▶ [Material for this task]:
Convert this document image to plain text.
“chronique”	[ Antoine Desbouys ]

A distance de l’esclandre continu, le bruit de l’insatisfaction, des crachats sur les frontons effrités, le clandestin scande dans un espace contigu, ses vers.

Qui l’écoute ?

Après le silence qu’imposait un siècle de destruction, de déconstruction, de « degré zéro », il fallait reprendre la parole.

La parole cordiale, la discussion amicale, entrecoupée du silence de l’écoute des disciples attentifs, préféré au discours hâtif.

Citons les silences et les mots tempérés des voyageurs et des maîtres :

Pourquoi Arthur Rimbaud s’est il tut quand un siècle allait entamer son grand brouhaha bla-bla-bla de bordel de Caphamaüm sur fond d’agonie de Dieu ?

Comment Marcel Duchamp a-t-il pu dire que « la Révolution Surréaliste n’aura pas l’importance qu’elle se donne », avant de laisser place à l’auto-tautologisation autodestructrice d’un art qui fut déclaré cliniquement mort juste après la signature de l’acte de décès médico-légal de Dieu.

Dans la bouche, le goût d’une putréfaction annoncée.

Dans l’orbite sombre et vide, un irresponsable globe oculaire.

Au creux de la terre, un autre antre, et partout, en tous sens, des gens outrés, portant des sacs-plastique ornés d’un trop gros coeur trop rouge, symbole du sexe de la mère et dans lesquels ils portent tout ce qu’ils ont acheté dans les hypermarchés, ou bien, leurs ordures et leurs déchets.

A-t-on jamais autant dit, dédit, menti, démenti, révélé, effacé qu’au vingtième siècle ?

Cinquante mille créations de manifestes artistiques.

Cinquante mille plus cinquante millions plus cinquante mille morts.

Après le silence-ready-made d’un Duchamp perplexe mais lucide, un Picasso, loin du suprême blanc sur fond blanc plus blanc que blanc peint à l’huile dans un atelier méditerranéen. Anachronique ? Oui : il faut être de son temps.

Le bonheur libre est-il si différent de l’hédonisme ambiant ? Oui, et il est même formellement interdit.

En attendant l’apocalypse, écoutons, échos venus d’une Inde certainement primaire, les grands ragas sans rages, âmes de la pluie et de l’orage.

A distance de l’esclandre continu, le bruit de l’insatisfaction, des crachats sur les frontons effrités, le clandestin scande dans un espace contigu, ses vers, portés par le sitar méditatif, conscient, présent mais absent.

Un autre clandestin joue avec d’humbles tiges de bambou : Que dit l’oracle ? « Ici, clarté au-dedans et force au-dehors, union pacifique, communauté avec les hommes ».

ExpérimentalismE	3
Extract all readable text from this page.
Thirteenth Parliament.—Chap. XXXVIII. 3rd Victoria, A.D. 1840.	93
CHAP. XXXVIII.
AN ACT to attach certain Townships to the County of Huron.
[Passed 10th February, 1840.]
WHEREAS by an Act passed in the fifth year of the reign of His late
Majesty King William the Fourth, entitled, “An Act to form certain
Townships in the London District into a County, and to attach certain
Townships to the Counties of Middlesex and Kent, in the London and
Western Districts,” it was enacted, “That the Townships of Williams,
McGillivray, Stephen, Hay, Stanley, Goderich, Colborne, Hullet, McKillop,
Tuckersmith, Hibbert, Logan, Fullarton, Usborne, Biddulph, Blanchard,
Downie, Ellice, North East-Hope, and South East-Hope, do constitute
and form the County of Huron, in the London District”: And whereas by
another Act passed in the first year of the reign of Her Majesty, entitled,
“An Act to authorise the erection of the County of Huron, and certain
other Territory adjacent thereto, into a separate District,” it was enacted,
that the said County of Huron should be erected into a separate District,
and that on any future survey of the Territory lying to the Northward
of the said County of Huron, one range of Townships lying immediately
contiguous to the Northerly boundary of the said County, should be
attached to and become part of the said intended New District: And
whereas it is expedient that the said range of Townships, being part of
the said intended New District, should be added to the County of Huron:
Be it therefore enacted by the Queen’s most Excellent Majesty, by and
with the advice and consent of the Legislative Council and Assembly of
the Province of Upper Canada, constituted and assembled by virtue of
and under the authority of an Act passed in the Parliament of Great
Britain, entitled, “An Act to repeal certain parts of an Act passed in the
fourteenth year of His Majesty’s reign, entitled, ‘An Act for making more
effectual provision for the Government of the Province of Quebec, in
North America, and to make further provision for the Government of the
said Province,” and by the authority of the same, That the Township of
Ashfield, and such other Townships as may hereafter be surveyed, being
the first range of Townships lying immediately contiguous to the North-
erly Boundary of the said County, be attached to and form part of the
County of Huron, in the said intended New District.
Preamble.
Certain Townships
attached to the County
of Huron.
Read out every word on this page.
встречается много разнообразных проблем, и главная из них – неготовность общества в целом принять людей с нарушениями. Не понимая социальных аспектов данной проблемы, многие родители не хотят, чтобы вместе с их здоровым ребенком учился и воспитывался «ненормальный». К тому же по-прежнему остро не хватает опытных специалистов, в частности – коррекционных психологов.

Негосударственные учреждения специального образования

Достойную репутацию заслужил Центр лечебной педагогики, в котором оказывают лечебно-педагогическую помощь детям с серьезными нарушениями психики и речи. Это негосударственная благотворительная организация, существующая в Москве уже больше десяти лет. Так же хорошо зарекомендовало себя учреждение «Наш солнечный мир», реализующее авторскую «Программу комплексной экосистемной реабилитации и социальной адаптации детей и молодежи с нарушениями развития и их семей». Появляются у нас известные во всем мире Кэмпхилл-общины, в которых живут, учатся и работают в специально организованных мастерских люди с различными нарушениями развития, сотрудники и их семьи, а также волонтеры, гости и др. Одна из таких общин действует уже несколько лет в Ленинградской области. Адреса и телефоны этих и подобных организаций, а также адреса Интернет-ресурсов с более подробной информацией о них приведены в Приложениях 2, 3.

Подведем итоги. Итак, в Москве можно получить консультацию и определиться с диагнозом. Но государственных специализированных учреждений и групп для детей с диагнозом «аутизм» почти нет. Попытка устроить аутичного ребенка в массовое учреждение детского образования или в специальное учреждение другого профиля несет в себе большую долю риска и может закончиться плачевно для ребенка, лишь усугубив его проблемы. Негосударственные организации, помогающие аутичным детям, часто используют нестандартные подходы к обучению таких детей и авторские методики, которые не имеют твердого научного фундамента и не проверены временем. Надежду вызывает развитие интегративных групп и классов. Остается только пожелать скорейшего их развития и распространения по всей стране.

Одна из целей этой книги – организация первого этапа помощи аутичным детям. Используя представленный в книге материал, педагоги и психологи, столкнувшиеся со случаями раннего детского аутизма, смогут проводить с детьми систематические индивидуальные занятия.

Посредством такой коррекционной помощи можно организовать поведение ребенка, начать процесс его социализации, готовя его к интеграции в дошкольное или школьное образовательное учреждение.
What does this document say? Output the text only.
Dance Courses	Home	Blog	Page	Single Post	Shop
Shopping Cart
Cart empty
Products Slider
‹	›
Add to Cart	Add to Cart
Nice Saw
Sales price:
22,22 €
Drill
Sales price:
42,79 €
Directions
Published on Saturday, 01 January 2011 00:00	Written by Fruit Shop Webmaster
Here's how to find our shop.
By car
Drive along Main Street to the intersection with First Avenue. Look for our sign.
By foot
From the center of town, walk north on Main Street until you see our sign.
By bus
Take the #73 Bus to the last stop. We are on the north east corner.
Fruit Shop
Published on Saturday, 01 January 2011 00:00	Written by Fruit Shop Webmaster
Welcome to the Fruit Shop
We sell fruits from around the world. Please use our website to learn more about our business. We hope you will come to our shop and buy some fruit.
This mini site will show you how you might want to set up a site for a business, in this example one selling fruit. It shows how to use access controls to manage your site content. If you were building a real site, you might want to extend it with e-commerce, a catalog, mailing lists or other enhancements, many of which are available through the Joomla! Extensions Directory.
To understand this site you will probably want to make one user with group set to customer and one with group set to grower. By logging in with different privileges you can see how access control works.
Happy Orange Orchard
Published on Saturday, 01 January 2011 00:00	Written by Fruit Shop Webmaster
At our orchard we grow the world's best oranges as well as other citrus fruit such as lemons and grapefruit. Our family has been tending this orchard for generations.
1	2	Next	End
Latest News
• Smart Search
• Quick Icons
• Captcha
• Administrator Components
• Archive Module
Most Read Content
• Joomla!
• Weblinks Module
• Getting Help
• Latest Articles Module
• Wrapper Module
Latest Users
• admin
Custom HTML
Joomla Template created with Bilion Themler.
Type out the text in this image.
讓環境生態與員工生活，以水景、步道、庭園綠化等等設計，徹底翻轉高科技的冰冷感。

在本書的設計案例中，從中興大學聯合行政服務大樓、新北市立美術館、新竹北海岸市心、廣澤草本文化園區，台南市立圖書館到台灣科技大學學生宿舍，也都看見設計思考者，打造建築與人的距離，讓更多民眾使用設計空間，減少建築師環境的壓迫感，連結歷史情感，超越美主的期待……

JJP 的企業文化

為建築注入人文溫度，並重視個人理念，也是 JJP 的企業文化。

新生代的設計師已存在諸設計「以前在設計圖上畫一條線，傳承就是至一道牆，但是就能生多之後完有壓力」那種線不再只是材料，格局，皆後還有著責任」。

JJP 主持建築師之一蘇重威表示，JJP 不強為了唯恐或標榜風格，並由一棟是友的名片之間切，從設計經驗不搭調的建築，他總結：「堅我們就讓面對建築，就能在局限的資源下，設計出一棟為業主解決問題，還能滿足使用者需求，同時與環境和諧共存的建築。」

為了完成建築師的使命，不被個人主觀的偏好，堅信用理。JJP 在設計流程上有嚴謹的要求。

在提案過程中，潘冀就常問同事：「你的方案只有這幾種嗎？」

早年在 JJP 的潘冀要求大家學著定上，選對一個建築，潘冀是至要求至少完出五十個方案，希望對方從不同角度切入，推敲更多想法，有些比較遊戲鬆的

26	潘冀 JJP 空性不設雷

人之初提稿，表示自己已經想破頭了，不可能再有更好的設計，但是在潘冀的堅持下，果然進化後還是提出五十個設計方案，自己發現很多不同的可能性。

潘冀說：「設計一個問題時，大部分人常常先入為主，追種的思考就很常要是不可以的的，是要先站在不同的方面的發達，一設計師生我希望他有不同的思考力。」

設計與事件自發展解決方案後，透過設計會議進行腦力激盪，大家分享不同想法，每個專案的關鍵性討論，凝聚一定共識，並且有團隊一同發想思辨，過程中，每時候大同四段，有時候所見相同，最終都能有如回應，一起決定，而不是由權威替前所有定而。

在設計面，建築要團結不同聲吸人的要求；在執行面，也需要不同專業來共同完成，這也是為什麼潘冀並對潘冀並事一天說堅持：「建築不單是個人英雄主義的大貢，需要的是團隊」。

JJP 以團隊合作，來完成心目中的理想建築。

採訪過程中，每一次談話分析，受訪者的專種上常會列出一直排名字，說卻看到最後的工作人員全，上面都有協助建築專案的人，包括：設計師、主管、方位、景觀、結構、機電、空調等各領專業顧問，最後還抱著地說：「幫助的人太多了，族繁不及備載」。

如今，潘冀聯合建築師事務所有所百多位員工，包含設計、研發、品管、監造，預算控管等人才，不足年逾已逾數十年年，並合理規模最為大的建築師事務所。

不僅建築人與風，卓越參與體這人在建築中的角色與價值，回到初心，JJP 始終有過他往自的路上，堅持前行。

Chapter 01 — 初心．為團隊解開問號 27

▶ [Task details]:
Copy each line from the records above that includes the string "Негосударственные".

▶ [Solution for this problem]:
Негосударственные учреждения специального образования
Подведем итоги. Итак, в Москве можно получить консультацию и определиться с диагнозом. Но государственных специализированных учреждений и групп для детей с диагнозом «аутизм» почти нет. Попытка устроить аутичного ребенка в массовое учреждение детского образования или в специальное учреждение другого профиля несет в себе большую долю риска и может закончиться плачевно для ребенка, лишь усугубив его проблемы. Негосударственные организации, помогающие аутичным детям, часто используют нестандартные подходы к обучению таких детей и авторские методики, которые не имеют твердого научного фундамента и не проверены временем. Надежду вызывает развитие интегративных групп и классов. Остается только пожелать скорейшего их развития и распространения по всей стране.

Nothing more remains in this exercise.